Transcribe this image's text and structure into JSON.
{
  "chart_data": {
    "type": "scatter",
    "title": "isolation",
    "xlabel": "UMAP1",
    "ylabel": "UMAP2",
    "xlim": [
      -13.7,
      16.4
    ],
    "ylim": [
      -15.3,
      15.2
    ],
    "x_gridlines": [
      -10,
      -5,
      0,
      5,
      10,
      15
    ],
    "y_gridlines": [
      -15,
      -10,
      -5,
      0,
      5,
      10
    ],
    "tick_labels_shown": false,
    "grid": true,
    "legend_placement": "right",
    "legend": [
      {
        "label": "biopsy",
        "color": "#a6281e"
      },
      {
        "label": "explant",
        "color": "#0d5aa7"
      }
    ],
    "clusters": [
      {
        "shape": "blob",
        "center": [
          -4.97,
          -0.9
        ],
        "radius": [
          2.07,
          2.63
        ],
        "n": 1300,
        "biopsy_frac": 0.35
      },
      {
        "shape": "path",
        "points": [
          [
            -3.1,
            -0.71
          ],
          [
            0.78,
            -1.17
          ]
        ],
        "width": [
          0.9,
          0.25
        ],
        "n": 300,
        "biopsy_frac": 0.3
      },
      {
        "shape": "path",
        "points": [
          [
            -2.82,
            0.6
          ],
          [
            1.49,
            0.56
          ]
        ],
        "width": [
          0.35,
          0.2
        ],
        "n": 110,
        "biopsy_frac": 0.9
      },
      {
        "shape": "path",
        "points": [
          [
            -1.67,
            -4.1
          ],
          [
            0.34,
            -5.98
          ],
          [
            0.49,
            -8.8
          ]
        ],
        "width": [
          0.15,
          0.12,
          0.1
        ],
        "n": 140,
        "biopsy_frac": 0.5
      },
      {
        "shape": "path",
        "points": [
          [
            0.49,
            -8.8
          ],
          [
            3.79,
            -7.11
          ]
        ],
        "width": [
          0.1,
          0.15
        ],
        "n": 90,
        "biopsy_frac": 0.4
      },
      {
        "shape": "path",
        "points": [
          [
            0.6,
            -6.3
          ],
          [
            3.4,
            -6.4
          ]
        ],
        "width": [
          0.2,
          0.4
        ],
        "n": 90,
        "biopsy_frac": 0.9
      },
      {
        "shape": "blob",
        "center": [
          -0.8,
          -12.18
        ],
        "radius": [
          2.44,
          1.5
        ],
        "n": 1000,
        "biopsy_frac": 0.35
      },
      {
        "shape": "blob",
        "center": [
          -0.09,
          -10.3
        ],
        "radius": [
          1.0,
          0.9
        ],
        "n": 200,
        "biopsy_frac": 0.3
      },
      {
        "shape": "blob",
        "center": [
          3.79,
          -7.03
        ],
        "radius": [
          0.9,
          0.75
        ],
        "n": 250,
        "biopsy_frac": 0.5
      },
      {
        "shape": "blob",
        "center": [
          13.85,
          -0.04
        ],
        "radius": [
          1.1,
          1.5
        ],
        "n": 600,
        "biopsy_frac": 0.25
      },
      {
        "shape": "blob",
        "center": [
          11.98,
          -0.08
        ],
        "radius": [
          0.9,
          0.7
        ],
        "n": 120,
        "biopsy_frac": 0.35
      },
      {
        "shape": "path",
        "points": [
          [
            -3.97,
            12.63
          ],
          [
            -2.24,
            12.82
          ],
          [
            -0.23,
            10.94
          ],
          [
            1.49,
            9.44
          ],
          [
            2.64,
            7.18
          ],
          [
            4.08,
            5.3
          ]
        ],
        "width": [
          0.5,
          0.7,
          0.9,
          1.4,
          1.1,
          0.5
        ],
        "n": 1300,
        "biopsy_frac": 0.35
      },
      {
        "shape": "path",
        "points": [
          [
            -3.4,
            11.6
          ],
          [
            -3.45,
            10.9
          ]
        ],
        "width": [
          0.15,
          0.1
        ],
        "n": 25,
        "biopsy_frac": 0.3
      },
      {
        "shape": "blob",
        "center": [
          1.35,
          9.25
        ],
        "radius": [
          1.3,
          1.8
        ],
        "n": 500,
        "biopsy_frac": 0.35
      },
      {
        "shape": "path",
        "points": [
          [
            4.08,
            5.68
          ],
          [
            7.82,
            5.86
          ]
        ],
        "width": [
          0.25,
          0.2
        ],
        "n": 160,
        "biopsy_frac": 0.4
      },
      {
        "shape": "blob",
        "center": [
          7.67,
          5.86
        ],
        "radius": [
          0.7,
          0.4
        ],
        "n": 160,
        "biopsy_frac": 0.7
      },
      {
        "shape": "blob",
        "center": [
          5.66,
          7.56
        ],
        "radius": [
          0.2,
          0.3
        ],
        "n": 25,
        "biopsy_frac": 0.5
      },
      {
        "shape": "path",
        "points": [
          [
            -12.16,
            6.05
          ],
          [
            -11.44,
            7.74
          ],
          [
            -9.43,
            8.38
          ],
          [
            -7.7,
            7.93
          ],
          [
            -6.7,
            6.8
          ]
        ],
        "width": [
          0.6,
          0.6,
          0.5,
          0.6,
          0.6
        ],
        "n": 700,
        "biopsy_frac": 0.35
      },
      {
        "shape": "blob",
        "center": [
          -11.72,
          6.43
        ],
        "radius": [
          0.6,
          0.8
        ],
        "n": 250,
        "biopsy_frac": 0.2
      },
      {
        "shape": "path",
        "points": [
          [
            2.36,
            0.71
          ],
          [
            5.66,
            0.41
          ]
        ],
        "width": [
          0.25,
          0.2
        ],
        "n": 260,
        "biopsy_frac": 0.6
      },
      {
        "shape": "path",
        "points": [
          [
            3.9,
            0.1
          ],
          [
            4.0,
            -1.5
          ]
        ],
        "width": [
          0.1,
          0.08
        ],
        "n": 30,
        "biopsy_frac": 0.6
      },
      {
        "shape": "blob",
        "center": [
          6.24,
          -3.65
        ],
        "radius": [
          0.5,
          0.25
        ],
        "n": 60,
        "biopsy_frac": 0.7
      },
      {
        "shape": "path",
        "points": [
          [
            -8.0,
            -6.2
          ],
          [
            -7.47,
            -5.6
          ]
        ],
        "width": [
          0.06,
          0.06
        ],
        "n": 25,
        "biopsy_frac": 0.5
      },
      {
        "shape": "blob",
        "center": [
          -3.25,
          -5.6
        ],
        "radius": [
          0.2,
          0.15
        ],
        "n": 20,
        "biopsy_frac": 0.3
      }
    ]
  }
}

________________

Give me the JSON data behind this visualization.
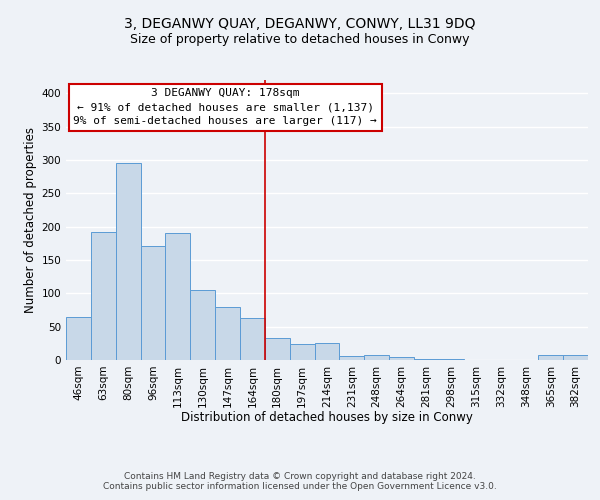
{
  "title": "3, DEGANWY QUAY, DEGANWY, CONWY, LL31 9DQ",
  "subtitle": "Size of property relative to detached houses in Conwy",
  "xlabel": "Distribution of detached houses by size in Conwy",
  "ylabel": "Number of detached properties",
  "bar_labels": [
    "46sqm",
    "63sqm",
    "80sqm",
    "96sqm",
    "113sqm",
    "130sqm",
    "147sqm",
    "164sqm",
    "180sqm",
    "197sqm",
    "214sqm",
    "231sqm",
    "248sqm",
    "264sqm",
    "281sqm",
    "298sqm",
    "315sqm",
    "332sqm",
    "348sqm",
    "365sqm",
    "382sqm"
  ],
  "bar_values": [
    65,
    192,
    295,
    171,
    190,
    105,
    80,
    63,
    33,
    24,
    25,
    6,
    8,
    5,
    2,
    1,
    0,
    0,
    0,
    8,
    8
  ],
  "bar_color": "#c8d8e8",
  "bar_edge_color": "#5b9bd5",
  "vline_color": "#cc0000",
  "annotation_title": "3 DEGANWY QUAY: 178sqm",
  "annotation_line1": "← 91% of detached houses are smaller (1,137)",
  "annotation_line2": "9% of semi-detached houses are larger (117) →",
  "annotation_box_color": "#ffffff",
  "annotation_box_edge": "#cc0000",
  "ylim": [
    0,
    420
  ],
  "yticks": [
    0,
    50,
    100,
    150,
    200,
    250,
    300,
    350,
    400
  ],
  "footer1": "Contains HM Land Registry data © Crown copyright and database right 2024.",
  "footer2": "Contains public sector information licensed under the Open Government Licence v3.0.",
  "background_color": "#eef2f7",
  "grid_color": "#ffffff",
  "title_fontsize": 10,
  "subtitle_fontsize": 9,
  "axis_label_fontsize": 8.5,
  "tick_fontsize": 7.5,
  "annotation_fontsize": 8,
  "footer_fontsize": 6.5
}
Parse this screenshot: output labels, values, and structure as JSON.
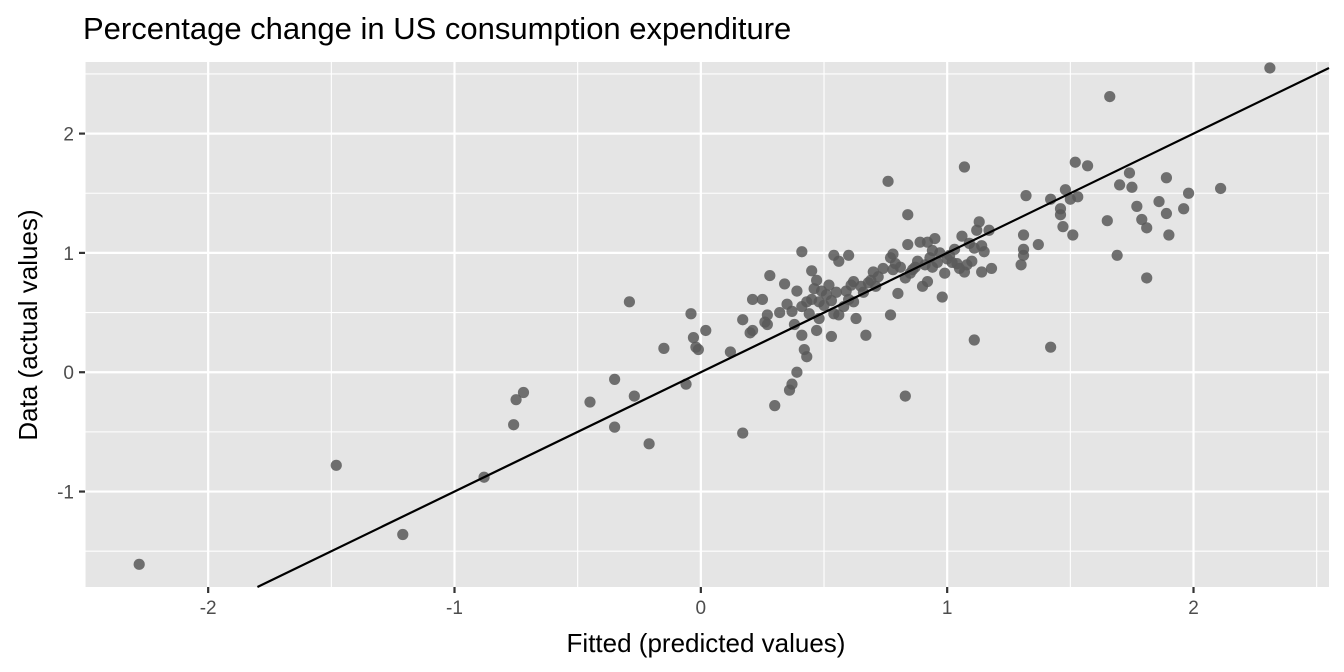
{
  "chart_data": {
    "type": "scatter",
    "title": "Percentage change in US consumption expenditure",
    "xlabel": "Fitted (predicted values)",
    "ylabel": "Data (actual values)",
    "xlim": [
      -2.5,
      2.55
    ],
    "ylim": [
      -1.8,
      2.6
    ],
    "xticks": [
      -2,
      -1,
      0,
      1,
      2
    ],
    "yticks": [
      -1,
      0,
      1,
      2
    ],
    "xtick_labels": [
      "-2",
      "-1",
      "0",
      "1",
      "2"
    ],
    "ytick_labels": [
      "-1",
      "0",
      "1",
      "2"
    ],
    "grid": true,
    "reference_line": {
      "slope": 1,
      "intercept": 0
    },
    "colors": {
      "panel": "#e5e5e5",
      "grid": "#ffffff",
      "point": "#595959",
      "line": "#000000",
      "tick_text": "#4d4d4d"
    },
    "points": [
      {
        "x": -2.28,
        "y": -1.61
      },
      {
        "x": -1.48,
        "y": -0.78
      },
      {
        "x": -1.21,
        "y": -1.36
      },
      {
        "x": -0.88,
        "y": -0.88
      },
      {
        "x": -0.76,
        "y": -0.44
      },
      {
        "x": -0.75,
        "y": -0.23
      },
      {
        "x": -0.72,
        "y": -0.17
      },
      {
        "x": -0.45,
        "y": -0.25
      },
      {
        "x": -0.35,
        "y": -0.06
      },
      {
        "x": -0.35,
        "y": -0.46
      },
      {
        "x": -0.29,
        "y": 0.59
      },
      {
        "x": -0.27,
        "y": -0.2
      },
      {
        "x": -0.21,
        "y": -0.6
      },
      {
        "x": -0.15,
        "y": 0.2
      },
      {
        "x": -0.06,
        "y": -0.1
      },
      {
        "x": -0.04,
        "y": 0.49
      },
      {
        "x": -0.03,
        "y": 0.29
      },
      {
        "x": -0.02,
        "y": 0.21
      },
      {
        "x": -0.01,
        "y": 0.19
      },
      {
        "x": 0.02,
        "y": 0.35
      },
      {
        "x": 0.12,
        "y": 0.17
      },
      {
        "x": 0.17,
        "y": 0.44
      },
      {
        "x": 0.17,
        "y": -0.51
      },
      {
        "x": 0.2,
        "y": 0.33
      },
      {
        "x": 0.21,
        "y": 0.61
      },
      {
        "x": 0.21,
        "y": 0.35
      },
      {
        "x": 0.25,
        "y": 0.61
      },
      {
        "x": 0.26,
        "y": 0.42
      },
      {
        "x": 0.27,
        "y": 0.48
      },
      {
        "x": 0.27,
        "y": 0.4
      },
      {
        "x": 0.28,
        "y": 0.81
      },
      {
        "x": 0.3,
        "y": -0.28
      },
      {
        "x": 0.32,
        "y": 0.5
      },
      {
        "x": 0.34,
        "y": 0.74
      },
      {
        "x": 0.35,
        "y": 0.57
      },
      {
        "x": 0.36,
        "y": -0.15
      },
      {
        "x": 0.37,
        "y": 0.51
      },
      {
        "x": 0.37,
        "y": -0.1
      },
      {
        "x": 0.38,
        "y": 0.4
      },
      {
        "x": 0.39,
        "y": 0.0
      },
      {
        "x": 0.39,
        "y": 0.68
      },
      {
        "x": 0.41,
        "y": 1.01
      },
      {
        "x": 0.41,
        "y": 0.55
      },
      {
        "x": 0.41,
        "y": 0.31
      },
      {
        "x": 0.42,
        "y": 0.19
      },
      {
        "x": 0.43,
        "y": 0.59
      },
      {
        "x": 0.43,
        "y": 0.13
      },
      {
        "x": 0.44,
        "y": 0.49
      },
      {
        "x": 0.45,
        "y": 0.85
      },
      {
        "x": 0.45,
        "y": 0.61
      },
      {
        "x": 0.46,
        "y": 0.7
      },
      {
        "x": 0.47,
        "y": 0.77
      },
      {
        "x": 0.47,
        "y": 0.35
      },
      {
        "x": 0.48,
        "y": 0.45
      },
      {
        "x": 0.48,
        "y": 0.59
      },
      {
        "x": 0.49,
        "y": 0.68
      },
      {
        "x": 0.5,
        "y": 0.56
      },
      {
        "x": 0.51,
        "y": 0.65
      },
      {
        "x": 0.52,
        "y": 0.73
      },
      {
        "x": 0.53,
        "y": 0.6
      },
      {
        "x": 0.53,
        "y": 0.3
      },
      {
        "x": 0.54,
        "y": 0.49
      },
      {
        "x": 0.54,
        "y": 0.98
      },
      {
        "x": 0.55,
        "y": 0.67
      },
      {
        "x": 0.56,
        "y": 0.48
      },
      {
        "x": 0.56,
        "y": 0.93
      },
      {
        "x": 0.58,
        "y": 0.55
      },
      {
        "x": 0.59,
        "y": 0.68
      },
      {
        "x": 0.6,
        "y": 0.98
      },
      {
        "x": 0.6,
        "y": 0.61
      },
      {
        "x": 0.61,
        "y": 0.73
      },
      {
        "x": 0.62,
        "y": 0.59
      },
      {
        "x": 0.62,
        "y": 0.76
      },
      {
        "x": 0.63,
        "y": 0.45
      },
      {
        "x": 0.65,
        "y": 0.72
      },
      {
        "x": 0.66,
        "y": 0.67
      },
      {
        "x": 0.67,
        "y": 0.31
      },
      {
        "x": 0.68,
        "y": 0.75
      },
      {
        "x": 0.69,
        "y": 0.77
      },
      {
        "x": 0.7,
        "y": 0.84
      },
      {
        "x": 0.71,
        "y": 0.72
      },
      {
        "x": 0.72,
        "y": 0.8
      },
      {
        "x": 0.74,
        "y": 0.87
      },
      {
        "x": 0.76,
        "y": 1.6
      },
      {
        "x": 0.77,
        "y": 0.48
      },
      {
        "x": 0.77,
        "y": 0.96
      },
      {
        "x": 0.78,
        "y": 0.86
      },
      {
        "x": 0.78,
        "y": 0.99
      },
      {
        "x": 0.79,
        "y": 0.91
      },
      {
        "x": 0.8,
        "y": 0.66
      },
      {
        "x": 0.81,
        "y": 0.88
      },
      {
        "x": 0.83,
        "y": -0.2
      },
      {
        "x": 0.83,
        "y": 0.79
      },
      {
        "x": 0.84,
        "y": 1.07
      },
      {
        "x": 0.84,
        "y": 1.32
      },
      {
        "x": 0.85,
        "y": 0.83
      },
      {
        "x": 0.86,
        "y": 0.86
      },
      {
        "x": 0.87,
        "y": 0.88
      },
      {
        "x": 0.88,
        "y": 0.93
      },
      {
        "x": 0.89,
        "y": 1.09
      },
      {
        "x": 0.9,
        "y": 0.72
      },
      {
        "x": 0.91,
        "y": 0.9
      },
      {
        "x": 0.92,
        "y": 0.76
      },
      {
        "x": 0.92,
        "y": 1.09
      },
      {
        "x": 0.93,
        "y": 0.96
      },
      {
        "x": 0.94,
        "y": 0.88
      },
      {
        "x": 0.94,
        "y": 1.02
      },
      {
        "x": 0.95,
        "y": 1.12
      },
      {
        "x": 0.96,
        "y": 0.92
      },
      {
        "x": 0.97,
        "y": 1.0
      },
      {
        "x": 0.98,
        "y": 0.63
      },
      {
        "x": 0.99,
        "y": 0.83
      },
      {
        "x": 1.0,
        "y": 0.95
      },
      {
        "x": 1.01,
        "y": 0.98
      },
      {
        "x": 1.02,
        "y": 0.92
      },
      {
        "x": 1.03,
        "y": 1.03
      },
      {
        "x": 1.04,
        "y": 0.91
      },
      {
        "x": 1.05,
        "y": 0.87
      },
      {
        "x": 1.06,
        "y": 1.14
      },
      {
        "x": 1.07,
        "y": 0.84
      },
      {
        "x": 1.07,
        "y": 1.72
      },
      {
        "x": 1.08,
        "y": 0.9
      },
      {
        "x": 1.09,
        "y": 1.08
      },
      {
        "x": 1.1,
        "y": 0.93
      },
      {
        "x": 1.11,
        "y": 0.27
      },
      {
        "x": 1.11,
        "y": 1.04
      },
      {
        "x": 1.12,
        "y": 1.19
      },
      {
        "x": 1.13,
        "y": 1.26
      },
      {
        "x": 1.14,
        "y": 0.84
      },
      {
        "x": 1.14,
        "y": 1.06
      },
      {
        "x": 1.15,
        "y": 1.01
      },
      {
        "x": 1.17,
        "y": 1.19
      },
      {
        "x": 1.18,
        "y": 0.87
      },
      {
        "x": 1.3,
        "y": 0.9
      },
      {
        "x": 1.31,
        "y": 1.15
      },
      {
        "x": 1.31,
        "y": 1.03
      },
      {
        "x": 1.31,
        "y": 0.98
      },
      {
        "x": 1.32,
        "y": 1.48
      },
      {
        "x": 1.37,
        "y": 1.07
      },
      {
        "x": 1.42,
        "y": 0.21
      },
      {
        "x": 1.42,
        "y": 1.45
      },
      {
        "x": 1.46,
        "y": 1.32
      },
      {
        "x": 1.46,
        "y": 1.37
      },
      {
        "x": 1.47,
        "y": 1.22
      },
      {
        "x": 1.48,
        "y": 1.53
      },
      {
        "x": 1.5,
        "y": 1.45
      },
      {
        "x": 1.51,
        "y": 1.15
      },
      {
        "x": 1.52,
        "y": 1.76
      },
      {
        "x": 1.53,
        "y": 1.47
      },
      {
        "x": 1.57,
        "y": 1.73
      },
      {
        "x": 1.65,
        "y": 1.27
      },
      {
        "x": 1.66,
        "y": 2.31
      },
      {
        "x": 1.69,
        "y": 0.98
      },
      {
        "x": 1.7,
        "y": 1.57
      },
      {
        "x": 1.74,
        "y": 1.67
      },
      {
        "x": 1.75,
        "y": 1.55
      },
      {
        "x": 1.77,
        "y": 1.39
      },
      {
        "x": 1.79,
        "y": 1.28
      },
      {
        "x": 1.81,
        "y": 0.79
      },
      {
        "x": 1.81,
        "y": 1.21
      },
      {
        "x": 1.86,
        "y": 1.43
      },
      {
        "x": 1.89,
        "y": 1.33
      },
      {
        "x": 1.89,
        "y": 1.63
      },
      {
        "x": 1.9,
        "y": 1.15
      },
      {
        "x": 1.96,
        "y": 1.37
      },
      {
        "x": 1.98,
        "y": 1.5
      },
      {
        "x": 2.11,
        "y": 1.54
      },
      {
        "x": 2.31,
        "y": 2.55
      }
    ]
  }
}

________________

> _Given task_:
In the records above, collect each line with "xlabel".

> _Answer_:
    "xlabel": "UMAP1",
  "xlabel": "Distribution of detached houses by size in Conwy",
    "xlabel": "Fitted (predicted values)",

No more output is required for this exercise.